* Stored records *
---
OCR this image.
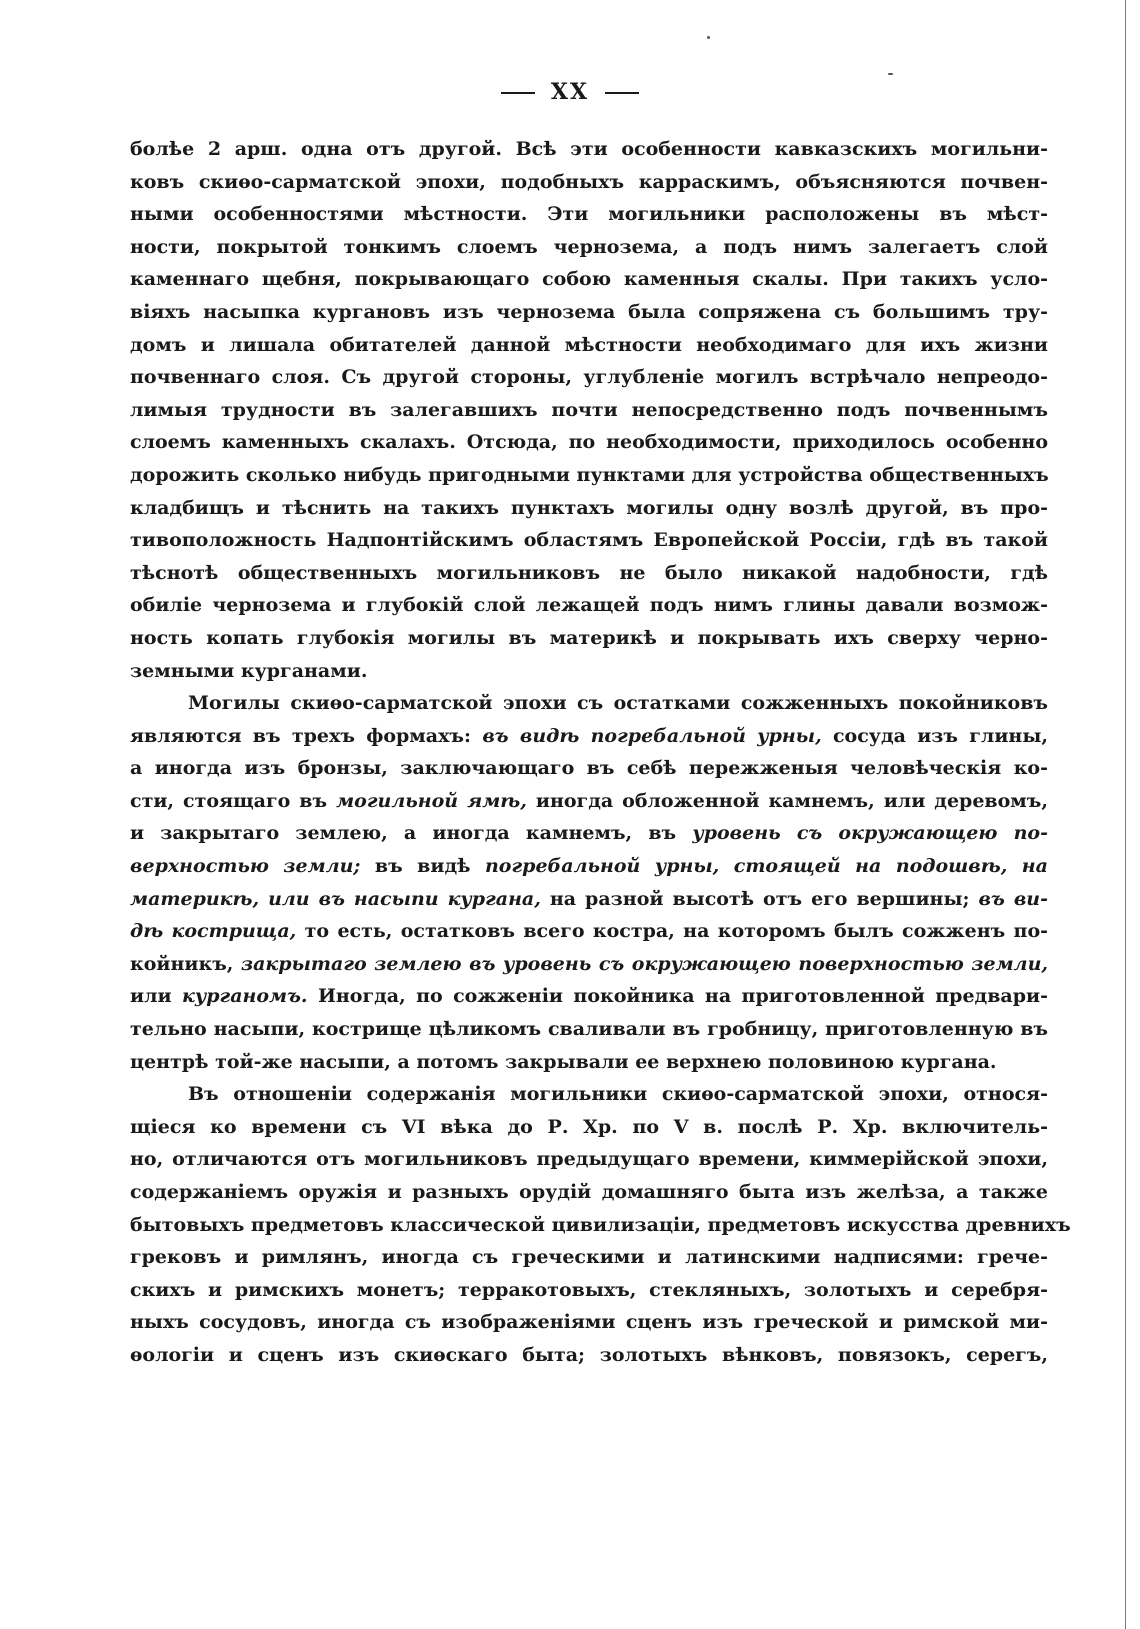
XX
болѣе 2 арш. одна отъ другой. Всѣ эти особенности кавказскихъ могильни-
ковъ скиѳо-сарматской эпохи, подобныхъ карраскимъ, объясняются почвен-
ными особенностями мѣстности. Эти могильники расположены въ мѣст-
ности, покрытой тонкимъ слоемъ чернозема, а подъ нимъ залегаетъ слой
каменнаго щебня, покрывающаго собою каменныя скалы. При такихъ усло-
віяхъ насыпка кургановъ изъ чернозема была сопряжена съ большимъ тру-
домъ и лишала обитателей данной мѣстности необходимаго для ихъ жизни
почвеннаго слоя. Съ другой стороны, углубленіе могилъ встрѣчало непреодо-
лимыя трудности въ залегавшихъ почти непосредственно подъ почвеннымъ
слоемъ каменныхъ скалахъ. Отсюда, по необходимости, приходилось особенно
дорожить сколько нибудь пригодными пунктами для устройства общественныхъ
кладбищъ и тѣснить на такихъ пунктахъ могилы одну возлѣ другой, въ про-
тивоположность Надпонтійскимъ областямъ Европейской Россіи, гдѣ въ такой
тѣснотѣ общественныхъ могильниковъ не было никакой надобности, гдѣ
обиліе чернозема и глубокій слой лежащей подъ нимъ глины давали возмож-
ность копать глубокія могилы въ материкѣ и покрывать ихъ сверху черно-
земными курганами.
Могилы скиѳо-сарматской эпохи съ остатками сожженныхъ покойниковъ
являются въ трехъ формахъ: въ видѣ погребальной урны, сосуда изъ глины,
а иногда изъ бронзы, заключающаго въ себѣ пережженыя человѣческія ко-
сти, стоящаго въ могильной ямѣ, иногда обложенной камнемъ, или деревомъ,
и закрытаго землею, а иногда камнемъ, въ уровень съ окружающею по-
верхностью земли; въ видѣ погребальной урны, стоящей на подошвѣ, на
материкѣ, или въ насыпи кургана, на разной высотѣ отъ его вершины; въ ви-
дѣ кострища, то есть, остатковъ всего костра, на которомъ былъ сожженъ по-
койникъ, закрытаго землею въ уровень съ окружающею поверхностью земли,
или курганомъ. Иногда, по сожженіи покойника на приготовленной предвари-
тельно насыпи, кострище цѣликомъ сваливали въ гробницу, приготовленную въ
центрѣ той-же насыпи, а потомъ закрывали ее верхнею половиною кургана.
Въ отношеніи содержанія могильники скиѳо-сарматской эпохи, относя-
щіеся ко времени съ VI вѣка до Р. Хр. по V в. послѣ Р. Хр. включитель-
но, отличаются отъ могильниковъ предыдущаго времени, киммерійской эпохи,
содержаніемъ оружія и разныхъ орудій домашняго быта изъ желѣза, а также
бытовыхъ предметовъ классической цивилизаціи, предметовъ искусства древнихъ
грековъ и римлянъ, иногда съ греческими и латинскими надписями: грече-
скихъ и римскихъ монетъ; терракотовыхъ, стекляныхъ, золотыхъ и серебря-
ныхъ сосудовъ, иногда съ изображеніями сценъ изъ греческой и римской ми-
ѳологіи и сценъ изъ скиѳскаго быта; золотыхъ вѣнковъ, повязокъ, серегъ,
---
* TASK DETAILS *
Copy out each line of the data containing the string "землею".

* RESULT *
и закрытаго землею, а иногда камнемъ, въ уровень съ окружающею по-
койникъ, закрытаго землею въ уровень съ окружающею поверхностью земли,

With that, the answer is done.